§ WHAT YOU SHOULD DO
Copy the data that follows, character for character, minus the pictures.

::: INPUT :::

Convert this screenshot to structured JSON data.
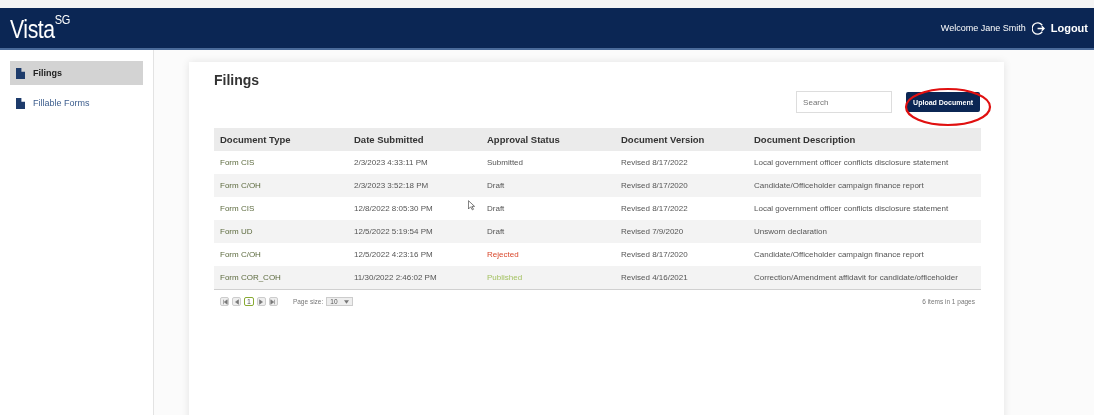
{
  "header": {
    "logo": "Vista",
    "logo_sup": "SG",
    "welcome": "Welcome Jane Smith",
    "logout": "Logout"
  },
  "sidebar": {
    "items": [
      {
        "label": "Filings",
        "selected": true
      },
      {
        "label": "Fillable Forms",
        "selected": false
      }
    ]
  },
  "page": {
    "title": "Filings",
    "search": {
      "placeholder": "Search"
    },
    "upload_button": {
      "label": "Upload Document",
      "highlighted": true
    }
  },
  "table": {
    "columns": [
      "Document Type",
      "Date Submitted",
      "Approval Status",
      "Document Version",
      "Document Description"
    ],
    "rows": [
      {
        "type": "Form CIS",
        "date": "2/3/2023 4:33:11 PM",
        "status": {
          "text": "Submitted",
          "kind": "submitted"
        },
        "version": "Revised 8/17/2022",
        "description": "Local government officer conflicts disclosure statement"
      },
      {
        "type": "Form C/OH",
        "date": "2/3/2023 3:52:18 PM",
        "status": {
          "text": "Draft",
          "kind": "draft"
        },
        "version": "Revised 8/17/2020",
        "description": "Candidate/Officeholder campaign finance report"
      },
      {
        "type": "Form CIS",
        "date": "12/8/2022 8:05:30 PM",
        "status": {
          "text": "Draft",
          "kind": "draft"
        },
        "version": "Revised 8/17/2022",
        "description": "Local government officer conflicts disclosure statement"
      },
      {
        "type": "Form UD",
        "date": "12/5/2022 5:19:54 PM",
        "status": {
          "text": "Draft",
          "kind": "draft"
        },
        "version": "Revised 7/9/2020",
        "description": "Unsworn declaration"
      },
      {
        "type": "Form C/OH",
        "date": "12/5/2022 4:23:16 PM",
        "status": {
          "text": "Rejected",
          "kind": "rejected"
        },
        "version": "Revised 8/17/2020",
        "description": "Candidate/Officeholder campaign finance report"
      },
      {
        "type": "Form COR_COH",
        "date": "11/30/2022 2:46:02 PM",
        "status": {
          "text": "Published",
          "kind": "published"
        },
        "version": "Revised 4/16/2021",
        "description": "Correction/Amendment affidavit for candidate/officeholder"
      }
    ]
  },
  "pager": {
    "current_page": "1",
    "page_size_label": "Page size:",
    "page_size": "10",
    "summary": "6 items in 1 pages"
  }
}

:::

§ THE OUTPUT
Convert this screenshot to structured JSON data.
{
  "header": {
    "logo": "Vista",
    "logo_sup": "SG",
    "welcome": "Welcome Jane Smith",
    "logout": "Logout"
  },
  "sidebar": {
    "items": [
      {
        "label": "Filings",
        "selected": true
      },
      {
        "label": "Fillable Forms",
        "selected": false
      }
    ]
  },
  "page": {
    "title": "Filings",
    "search": {
      "placeholder": "Search"
    },
    "upload_button": {
      "label": "Upload Document",
      "highlighted": true
    }
  },
  "table": {
    "columns": [
      "Document Type",
      "Date Submitted",
      "Approval Status",
      "Document Version",
      "Document Description"
    ],
    "rows": [
      {
        "type": "Form CIS",
        "date": "2/3/2023 4:33:11 PM",
        "status": {
          "text": "Submitted",
          "kind": "submitted"
        },
        "version": "Revised 8/17/2022",
        "description": "Local government officer conflicts disclosure statement"
      },
      {
        "type": "Form C/OH",
        "date": "2/3/2023 3:52:18 PM",
        "status": {
          "text": "Draft",
          "kind": "draft"
        },
        "version": "Revised 8/17/2020",
        "description": "Candidate/Officeholder campaign finance report"
      },
      {
        "type": "Form CIS",
        "date": "12/8/2022 8:05:30 PM",
        "status": {
          "text": "Draft",
          "kind": "draft"
        },
        "version": "Revised 8/17/2022",
        "description": "Local government officer conflicts disclosure statement"
      },
      {
        "type": "Form UD",
        "date": "12/5/2022 5:19:54 PM",
        "status": {
          "text": "Draft",
          "kind": "draft"
        },
        "version": "Revised 7/9/2020",
        "description": "Unsworn declaration"
      },
      {
        "type": "Form C/OH",
        "date": "12/5/2022 4:23:16 PM",
        "status": {
          "text": "Rejected",
          "kind": "rejected"
        },
        "version": "Revised 8/17/2020",
        "description": "Candidate/Officeholder campaign finance report"
      },
      {
        "type": "Form COR_COH",
        "date": "11/30/2022 2:46:02 PM",
        "status": {
          "text": "Published",
          "kind": "published"
        },
        "version": "Revised 4/16/2021",
        "description": "Correction/Amendment affidavit for candidate/officeholder"
      }
    ]
  },
  "pager": {
    "current_page": "1",
    "page_size_label": "Page size:",
    "page_size": "10",
    "summary": "6 items in 1 pages"
  }
}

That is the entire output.